-- BEGIN --

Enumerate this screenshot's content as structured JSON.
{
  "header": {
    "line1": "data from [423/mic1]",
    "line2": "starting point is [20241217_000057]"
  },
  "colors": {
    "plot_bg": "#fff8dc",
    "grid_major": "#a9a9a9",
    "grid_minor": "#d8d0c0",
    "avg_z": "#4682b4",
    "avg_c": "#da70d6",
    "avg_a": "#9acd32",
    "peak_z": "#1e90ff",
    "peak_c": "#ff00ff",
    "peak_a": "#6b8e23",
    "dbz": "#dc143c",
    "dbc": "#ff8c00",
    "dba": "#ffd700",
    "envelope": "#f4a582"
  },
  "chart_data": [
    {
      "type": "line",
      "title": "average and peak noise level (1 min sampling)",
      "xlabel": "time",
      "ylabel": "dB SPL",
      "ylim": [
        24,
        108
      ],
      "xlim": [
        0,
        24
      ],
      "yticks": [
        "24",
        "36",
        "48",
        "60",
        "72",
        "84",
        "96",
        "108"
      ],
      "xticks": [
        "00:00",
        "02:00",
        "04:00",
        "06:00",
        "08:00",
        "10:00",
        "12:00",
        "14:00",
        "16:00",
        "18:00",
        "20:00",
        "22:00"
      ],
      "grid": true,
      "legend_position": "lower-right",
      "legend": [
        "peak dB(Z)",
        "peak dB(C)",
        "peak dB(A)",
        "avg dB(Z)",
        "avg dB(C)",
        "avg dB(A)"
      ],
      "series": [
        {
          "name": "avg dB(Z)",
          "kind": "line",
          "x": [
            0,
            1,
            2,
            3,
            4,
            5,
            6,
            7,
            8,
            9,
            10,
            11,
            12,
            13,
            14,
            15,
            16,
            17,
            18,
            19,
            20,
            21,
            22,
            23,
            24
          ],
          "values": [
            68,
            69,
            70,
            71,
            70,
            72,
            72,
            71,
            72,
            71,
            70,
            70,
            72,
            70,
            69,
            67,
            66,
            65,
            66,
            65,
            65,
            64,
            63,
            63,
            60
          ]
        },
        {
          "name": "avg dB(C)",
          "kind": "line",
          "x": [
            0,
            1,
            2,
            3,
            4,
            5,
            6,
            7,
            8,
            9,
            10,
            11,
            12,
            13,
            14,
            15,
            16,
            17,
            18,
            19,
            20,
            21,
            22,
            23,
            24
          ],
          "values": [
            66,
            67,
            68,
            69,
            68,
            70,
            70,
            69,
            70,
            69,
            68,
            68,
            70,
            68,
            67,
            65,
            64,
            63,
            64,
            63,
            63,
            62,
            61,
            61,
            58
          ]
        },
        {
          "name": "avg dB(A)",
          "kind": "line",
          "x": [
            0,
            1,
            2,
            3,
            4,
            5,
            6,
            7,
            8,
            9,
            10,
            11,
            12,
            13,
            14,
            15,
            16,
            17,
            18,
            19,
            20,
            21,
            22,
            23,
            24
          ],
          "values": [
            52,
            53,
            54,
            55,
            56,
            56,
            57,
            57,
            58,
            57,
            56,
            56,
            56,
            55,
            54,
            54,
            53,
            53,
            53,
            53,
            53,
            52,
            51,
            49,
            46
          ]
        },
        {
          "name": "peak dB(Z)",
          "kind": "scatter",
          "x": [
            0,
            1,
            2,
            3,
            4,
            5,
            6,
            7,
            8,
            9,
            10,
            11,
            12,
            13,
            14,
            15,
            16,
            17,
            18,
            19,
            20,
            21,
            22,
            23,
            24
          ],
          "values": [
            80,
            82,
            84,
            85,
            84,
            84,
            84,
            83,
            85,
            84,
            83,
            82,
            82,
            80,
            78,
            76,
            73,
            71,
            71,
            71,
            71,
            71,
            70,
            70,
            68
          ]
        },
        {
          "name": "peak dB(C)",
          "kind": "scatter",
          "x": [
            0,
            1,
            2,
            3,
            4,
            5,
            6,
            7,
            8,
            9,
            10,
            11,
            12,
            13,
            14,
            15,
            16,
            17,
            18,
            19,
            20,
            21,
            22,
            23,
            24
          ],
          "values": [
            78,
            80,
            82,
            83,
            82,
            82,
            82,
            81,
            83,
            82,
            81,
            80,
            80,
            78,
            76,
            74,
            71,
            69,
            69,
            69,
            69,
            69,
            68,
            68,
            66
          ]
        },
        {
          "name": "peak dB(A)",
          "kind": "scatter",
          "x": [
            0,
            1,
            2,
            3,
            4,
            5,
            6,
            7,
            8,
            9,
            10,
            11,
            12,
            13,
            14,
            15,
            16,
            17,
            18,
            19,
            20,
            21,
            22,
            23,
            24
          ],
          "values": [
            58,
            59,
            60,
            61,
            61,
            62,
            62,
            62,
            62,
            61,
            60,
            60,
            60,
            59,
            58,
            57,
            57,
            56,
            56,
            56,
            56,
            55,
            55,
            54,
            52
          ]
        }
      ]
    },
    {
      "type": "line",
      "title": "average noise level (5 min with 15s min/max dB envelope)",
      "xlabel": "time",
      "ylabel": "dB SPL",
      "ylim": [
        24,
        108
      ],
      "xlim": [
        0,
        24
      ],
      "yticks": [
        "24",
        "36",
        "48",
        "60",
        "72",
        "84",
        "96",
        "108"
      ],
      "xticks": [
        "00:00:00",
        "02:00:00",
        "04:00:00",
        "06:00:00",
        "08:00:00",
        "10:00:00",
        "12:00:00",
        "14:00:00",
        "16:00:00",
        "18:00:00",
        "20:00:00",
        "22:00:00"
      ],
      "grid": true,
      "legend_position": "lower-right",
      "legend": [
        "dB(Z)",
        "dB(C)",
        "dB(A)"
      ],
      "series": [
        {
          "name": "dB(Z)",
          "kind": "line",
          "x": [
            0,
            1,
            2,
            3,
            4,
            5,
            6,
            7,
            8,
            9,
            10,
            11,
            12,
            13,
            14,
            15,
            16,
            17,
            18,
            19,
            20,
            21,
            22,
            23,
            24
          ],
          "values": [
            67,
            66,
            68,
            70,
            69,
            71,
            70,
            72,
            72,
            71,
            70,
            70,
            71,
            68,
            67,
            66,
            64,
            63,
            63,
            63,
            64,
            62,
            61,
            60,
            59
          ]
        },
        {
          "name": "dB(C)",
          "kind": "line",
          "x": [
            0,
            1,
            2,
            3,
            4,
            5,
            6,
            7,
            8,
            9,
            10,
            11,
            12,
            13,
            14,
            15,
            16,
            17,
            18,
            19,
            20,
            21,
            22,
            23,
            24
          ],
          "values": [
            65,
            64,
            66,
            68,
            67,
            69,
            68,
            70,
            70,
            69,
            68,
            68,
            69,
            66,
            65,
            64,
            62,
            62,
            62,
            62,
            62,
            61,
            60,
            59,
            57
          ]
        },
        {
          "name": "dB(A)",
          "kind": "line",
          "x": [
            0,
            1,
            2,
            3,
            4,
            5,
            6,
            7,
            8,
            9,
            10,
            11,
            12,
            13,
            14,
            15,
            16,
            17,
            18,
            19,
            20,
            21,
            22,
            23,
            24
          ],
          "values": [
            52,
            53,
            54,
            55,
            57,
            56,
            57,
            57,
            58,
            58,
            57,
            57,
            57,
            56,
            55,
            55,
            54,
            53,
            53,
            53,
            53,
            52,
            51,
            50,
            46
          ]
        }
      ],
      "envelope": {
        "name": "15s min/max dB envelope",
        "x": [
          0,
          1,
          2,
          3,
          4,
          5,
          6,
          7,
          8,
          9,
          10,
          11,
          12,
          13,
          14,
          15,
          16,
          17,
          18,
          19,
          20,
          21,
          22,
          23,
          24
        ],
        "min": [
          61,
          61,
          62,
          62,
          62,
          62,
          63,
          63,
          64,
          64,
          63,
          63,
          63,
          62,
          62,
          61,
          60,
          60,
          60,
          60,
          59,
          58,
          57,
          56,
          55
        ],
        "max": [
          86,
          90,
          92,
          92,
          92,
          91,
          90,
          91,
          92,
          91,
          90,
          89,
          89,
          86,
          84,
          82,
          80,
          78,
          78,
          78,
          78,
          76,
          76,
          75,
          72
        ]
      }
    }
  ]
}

-- END --

* What is asked:
Only the number should be given: how many lines of the data contain the word "envelope"?

* Response:
4